» **The task**
Determine how many lines in these records hold "Zustand". Only the number is wanted.

+++++

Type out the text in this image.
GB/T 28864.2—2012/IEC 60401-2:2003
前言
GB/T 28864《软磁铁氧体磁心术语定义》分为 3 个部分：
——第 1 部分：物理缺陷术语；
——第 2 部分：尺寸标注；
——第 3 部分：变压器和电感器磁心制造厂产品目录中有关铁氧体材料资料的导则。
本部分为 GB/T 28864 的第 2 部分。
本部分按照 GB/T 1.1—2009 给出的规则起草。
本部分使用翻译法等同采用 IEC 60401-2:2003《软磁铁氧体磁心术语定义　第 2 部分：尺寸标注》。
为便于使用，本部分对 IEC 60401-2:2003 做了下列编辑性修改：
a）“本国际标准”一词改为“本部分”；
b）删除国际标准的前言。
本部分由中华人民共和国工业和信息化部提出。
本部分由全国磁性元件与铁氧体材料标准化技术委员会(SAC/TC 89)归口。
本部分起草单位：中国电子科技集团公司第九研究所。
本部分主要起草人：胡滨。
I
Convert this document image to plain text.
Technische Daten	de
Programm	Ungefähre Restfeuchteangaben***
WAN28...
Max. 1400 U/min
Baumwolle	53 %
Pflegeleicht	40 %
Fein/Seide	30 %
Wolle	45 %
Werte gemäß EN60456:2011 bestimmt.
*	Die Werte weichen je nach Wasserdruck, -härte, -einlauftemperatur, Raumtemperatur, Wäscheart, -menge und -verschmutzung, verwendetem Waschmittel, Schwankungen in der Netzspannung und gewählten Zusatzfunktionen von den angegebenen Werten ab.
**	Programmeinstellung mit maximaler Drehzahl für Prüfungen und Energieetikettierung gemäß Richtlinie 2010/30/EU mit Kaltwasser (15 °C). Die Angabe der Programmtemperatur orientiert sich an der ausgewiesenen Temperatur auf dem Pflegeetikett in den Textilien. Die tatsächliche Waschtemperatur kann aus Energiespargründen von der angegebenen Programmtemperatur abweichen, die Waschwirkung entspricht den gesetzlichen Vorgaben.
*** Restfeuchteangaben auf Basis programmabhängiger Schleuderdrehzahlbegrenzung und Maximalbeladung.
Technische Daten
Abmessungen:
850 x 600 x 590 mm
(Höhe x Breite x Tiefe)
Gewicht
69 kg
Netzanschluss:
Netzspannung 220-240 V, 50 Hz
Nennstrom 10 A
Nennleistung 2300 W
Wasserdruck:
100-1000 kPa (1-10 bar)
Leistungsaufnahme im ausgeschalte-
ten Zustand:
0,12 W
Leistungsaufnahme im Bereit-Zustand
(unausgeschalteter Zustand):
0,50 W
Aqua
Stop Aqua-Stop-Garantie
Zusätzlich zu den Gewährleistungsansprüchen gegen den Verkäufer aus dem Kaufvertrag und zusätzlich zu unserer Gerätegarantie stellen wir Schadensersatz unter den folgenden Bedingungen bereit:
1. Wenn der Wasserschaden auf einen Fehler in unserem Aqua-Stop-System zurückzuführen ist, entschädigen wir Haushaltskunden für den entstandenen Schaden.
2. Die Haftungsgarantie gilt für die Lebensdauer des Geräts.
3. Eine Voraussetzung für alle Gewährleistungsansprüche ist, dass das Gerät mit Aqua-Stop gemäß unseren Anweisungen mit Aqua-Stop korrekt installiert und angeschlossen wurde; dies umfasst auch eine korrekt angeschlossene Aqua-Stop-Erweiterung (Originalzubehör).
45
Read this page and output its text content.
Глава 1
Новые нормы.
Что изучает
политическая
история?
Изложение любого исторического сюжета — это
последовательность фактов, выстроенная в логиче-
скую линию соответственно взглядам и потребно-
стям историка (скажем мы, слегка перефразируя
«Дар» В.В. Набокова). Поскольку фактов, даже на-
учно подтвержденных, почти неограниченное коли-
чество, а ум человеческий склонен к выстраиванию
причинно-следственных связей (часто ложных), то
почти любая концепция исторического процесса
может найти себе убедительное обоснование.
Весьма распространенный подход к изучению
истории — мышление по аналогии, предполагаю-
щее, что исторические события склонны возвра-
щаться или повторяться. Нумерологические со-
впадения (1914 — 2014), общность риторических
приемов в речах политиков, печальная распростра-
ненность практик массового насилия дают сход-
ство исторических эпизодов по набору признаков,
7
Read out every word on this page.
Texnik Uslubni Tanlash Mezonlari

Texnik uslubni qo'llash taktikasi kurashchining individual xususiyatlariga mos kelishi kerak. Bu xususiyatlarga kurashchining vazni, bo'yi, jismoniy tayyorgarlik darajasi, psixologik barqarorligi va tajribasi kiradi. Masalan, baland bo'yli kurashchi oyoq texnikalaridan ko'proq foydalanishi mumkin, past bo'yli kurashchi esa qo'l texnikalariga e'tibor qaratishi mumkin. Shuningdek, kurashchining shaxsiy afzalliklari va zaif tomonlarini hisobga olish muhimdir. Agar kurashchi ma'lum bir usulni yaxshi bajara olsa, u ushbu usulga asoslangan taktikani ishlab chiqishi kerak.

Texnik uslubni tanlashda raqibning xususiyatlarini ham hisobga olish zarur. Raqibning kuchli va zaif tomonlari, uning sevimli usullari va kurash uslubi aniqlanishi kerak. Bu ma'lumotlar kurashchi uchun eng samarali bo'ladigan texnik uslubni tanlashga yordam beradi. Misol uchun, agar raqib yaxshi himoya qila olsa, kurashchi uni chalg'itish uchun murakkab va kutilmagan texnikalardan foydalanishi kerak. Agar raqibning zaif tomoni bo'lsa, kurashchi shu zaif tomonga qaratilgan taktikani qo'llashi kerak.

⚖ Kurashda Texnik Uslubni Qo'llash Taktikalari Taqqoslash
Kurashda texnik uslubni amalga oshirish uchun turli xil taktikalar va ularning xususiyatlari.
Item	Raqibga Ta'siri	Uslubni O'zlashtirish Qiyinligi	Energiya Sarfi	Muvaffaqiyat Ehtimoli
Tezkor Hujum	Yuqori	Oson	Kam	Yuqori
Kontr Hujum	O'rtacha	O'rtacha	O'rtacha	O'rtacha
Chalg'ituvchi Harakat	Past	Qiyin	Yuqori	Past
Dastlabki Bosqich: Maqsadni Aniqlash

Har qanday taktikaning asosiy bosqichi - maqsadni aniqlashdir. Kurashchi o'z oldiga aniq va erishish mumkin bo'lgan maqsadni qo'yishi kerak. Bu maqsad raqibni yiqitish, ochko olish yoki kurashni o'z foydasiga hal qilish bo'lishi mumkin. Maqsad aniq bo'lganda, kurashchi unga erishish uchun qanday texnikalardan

+++++

» **Task solution**
3